### WORK TO COMPLETE
Find every line of the listing below where "certain" appears, and copy it.

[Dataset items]

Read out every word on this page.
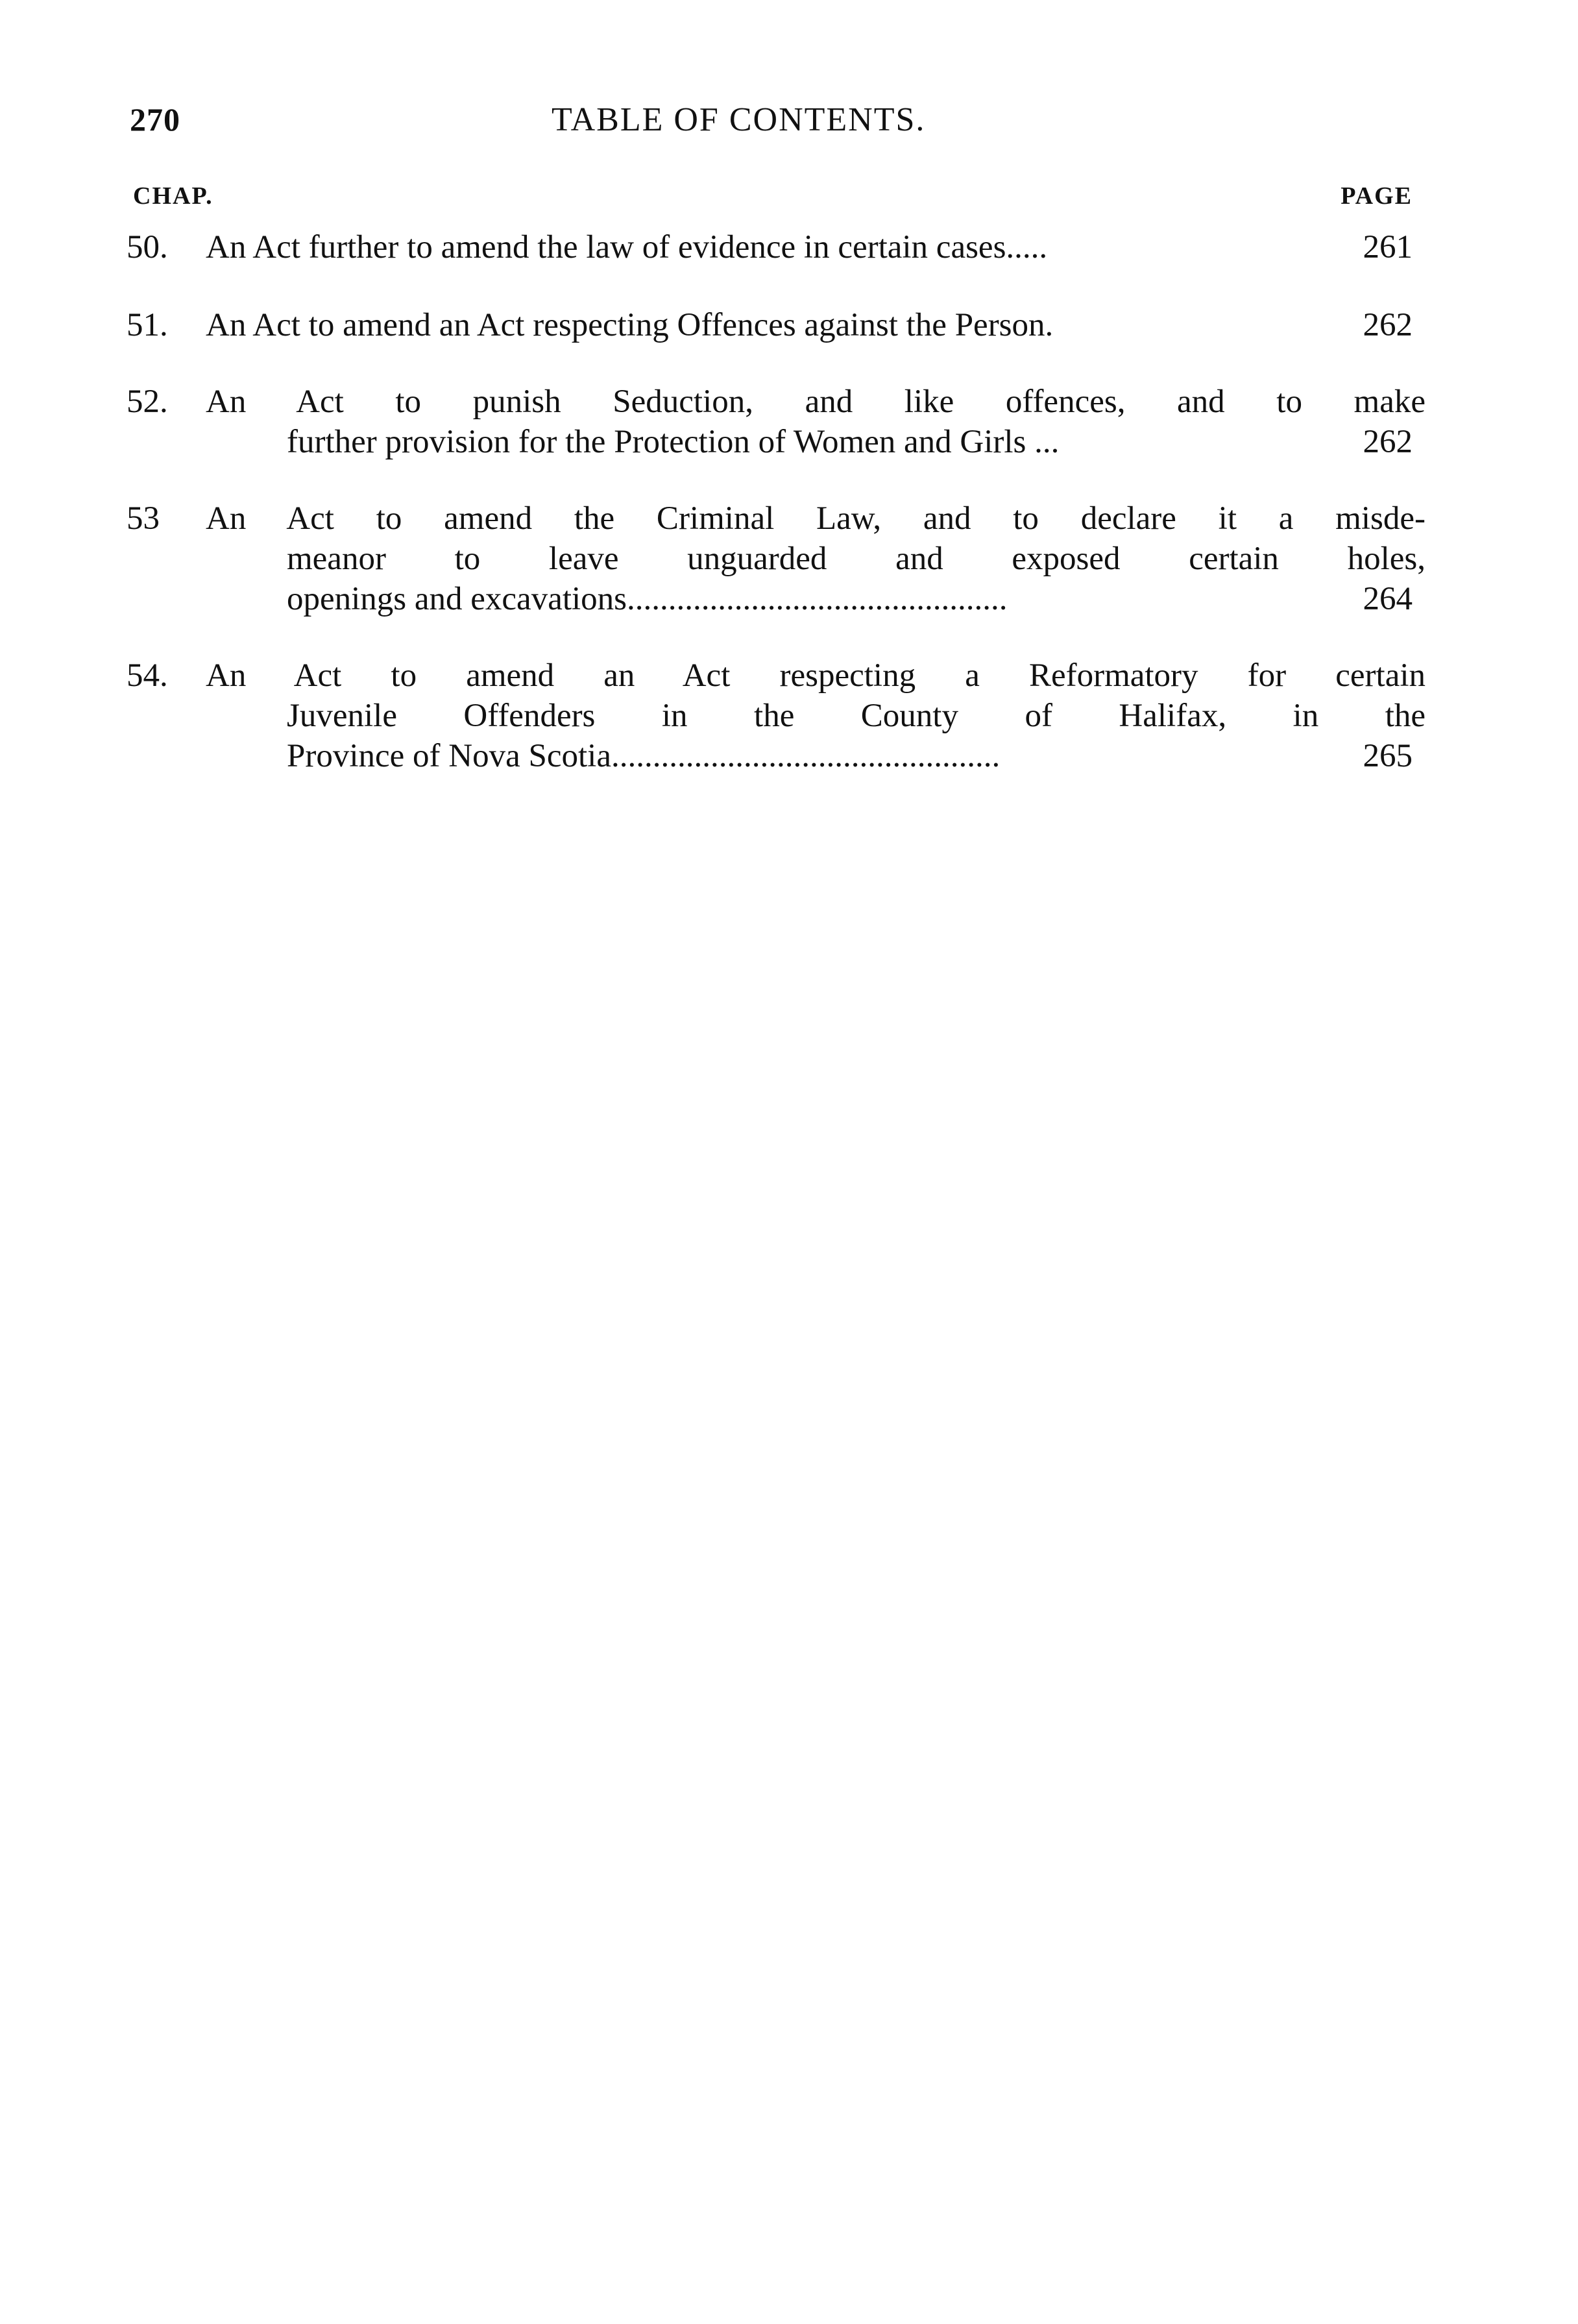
270	TABLE OF CONTENTS.
CHAP.	PAGE
50.	An Act further to amend the law of evidence in certain cases.....	261
51.	An Act to amend an Act respecting Offences against the Person.	262
52.	An Act to punish Seduction, and like offences, and to make
further provision for the Protection of Women and Girls ...	262
53	An Act to amend the Criminal Law, and to declare it a misde-
meanor to leave unguarded and exposed certain holes,
openings and excavations..............................................	264
54.	An Act to amend an Act respecting a Reformatory for certain
Juvenile Offenders in the County of Halifax, in the
Province of Nova Scotia...............................................	265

### SOLUTION TO THIS EXERCISE
50.	An Act further to amend the law of evidence in certain cases.....	261
meanor to leave unguarded and exposed certain holes,
54.	An Act to amend an Act respecting a Reformatory for certain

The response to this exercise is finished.